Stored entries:
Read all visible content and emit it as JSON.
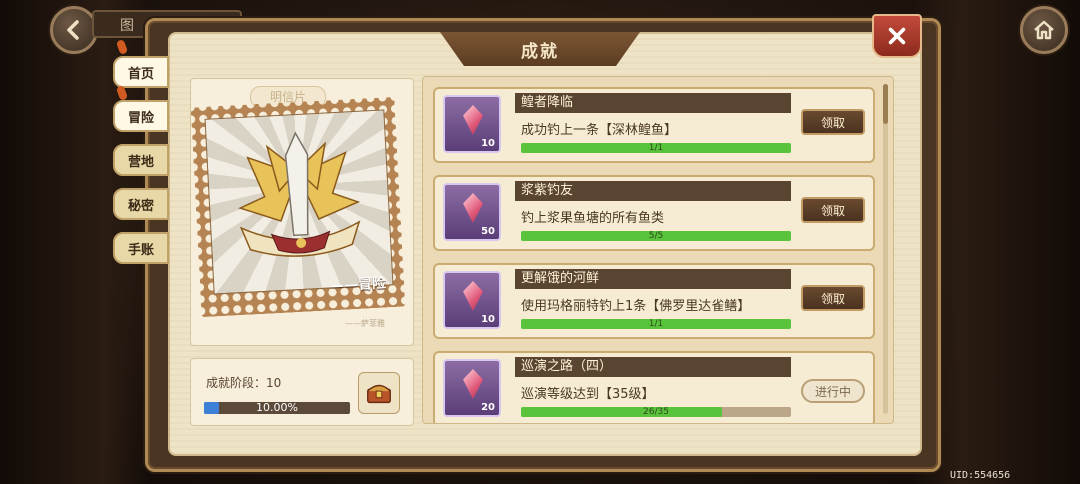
{
  "top_tab": {
    "label": "图"
  },
  "title": "成就",
  "side_tabs": [
    {
      "label": "首页"
    },
    {
      "label": "冒险"
    },
    {
      "label": "营地"
    },
    {
      "label": "秘密"
    },
    {
      "label": "手账"
    }
  ],
  "postcard": {
    "label": "明信片",
    "caption": "——冒险",
    "signature": "——萨菲雅"
  },
  "stage": {
    "label": "成就阶段：10",
    "progress_text": "10.00%",
    "progress_fraction": 0.1
  },
  "achievements": [
    {
      "title": "鳇者降临",
      "desc": "成功钓上一条【深林鳇鱼】",
      "progress": "1/1",
      "fraction": 1.0,
      "reward_count": "10",
      "button": "领取"
    },
    {
      "title": "浆紫钓友",
      "desc": "钓上浆果鱼塘的所有鱼类",
      "progress": "5/5",
      "fraction": 1.0,
      "reward_count": "50",
      "button": "领取"
    },
    {
      "title": "更解饿的河鲜",
      "desc": "使用玛格丽特钓上1条【佛罗里达雀鳝】",
      "progress": "1/1",
      "fraction": 1.0,
      "reward_count": "10",
      "button": "领取"
    },
    {
      "title": "巡演之路（四）",
      "desc": "巡演等级达到【35级】",
      "progress": "26/35",
      "fraction": 0.743,
      "reward_count": "20",
      "button": "进行中"
    }
  ],
  "uid": "UID:554656",
  "colors": {
    "progress_green": "#58c33b",
    "stage_blue": "#3e7fd8",
    "claim_brown": "#5a3e28"
  }
}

Given task: The listing above must be printed again exactly, minus its pictures.

Result:
Read all visible content and emit it as JSON.
{
  "top_tab": {
    "label": "图"
  },
  "title": "成就",
  "side_tabs": [
    {
      "label": "首页"
    },
    {
      "label": "冒险"
    },
    {
      "label": "营地"
    },
    {
      "label": "秘密"
    },
    {
      "label": "手账"
    }
  ],
  "postcard": {
    "label": "明信片",
    "caption": "——冒险",
    "signature": "——萨菲雅"
  },
  "stage": {
    "label": "成就阶段：10",
    "progress_text": "10.00%",
    "progress_fraction": 0.1
  },
  "achievements": [
    {
      "title": "鳇者降临",
      "desc": "成功钓上一条【深林鳇鱼】",
      "progress": "1/1",
      "fraction": 1.0,
      "reward_count": "10",
      "button": "领取"
    },
    {
      "title": "浆紫钓友",
      "desc": "钓上浆果鱼塘的所有鱼类",
      "progress": "5/5",
      "fraction": 1.0,
      "reward_count": "50",
      "button": "领取"
    },
    {
      "title": "更解饿的河鲜",
      "desc": "使用玛格丽特钓上1条【佛罗里达雀鳝】",
      "progress": "1/1",
      "fraction": 1.0,
      "reward_count": "10",
      "button": "领取"
    },
    {
      "title": "巡演之路（四）",
      "desc": "巡演等级达到【35级】",
      "progress": "26/35",
      "fraction": 0.743,
      "reward_count": "20",
      "button": "进行中"
    }
  ],
  "uid": "UID:554656",
  "colors": {
    "progress_green": "#58c33b",
    "stage_blue": "#3e7fd8",
    "claim_brown": "#5a3e28"
  }
}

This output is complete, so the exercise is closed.